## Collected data
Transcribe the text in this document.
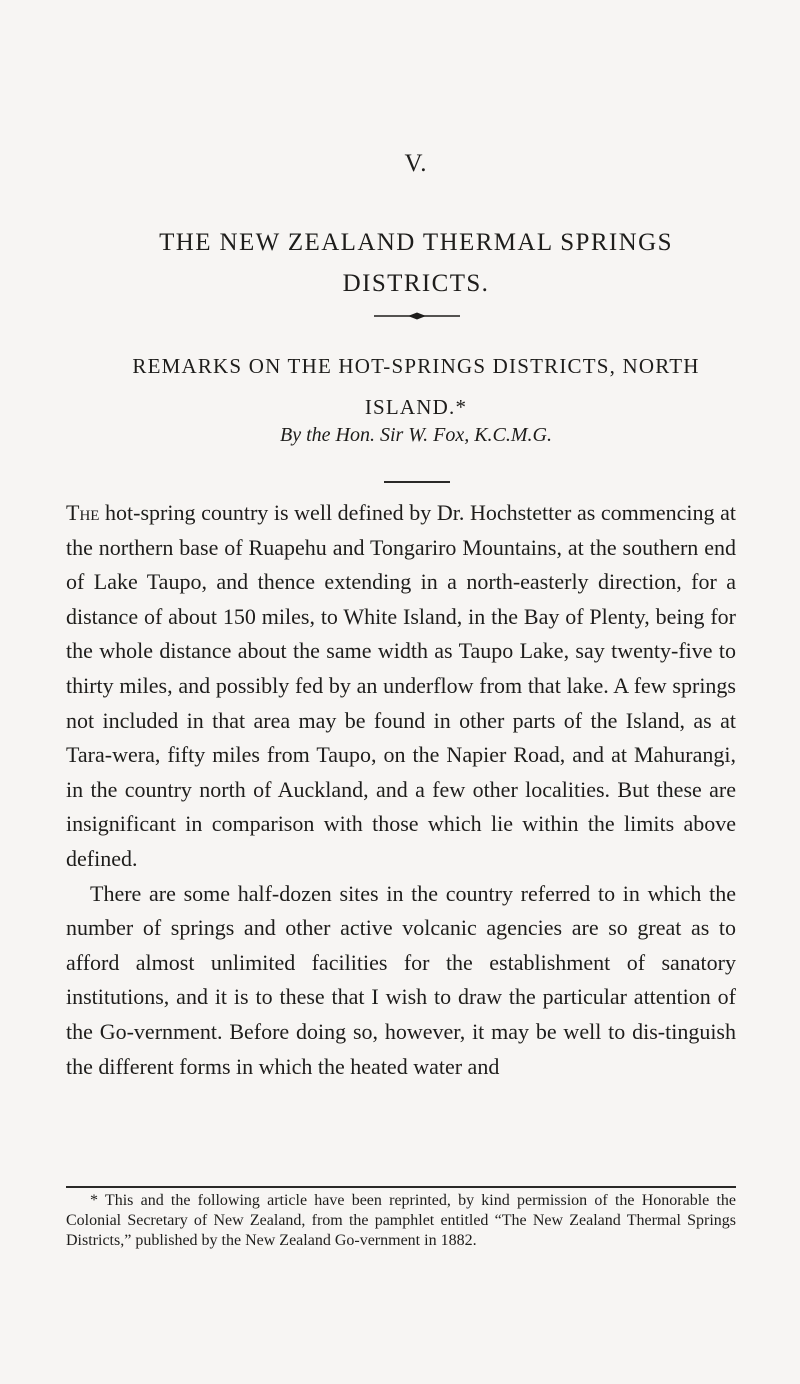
V.
THE NEW ZEALAND THERMAL SPRINGS
DISTRICTS.
REMARKS ON THE HOT-SPRINGS DISTRICTS, NORTH
ISLAND.*
By the Hon. Sir W. Fox, K.C.M.G.

The hot-spring country is well defined by Dr. Hochstetter as commencing at the northern base of Ruapehu and Tongariro Mountains, at the southern end of Lake Taupo, and thence extending in a north-easterly direction, for a distance of about 150 miles, to White Island, in the Bay of Plenty, being for the whole distance about the same width as Taupo Lake, say twenty-five to thirty miles, and possibly fed by an underflow from that lake. A few springs not included in that area may be found in other parts of the Island, as at Tara-wera, fifty miles from Taupo, on the Napier Road, and at Mahurangi, in the country north of Auckland, and a few other localities. But these are insignificant in comparison with those which lie within the limits above defined.

There are some half-dozen sites in the country referred to in which the number of springs and other active volcanic agencies are so great as to afford almost unlimited facilities for the establishment of sanatory institutions, and it is to these that I wish to draw the particular attention of the Go-vernment. Before doing so, however, it may be well to dis-tinguish the different forms in which the heated water and

* This and the following article have been reprinted, by kind permission of the Honorable the Colonial Secretary of New Zealand, from the pamphlet entitled “The New Zealand Thermal Springs Districts,” published by the New Zealand Go-vernment in 1882.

## Work to do
Where a line of the material above holds the string "well", copy that line.

## Finished task
The hot-spring country is well defined by Dr. Hochstetter as commencing at the northern base of Ruapehu and Tongariro Mountains, at the southern end of Lake Taupo, and thence extending in a north-easterly direction, for a distance of about 150 miles, to White Island, in the Bay of Plenty, being for the whole distance about the same width as Taupo Lake, say twenty-five to thirty miles, and possibly fed by an underflow from that lake. A few springs not included in that area may be found in other parts of the Island, as at Tara-wera, fifty miles from Taupo, on the Napier Road, and at Mahurangi, in the country north of Auckland, and a few other localities. But these are insignificant in comparison with those which lie within the limits above defined.
There are some half-dozen sites in the country referred to in which the number of springs and other active volcanic agencies are so great as to afford almost unlimited facilities for the establishment of sanatory institutions, and it is to these that I wish to draw the particular attention of the Go-vernment. Before doing so, however, it may be well to dis-tinguish the different forms in which the heated water and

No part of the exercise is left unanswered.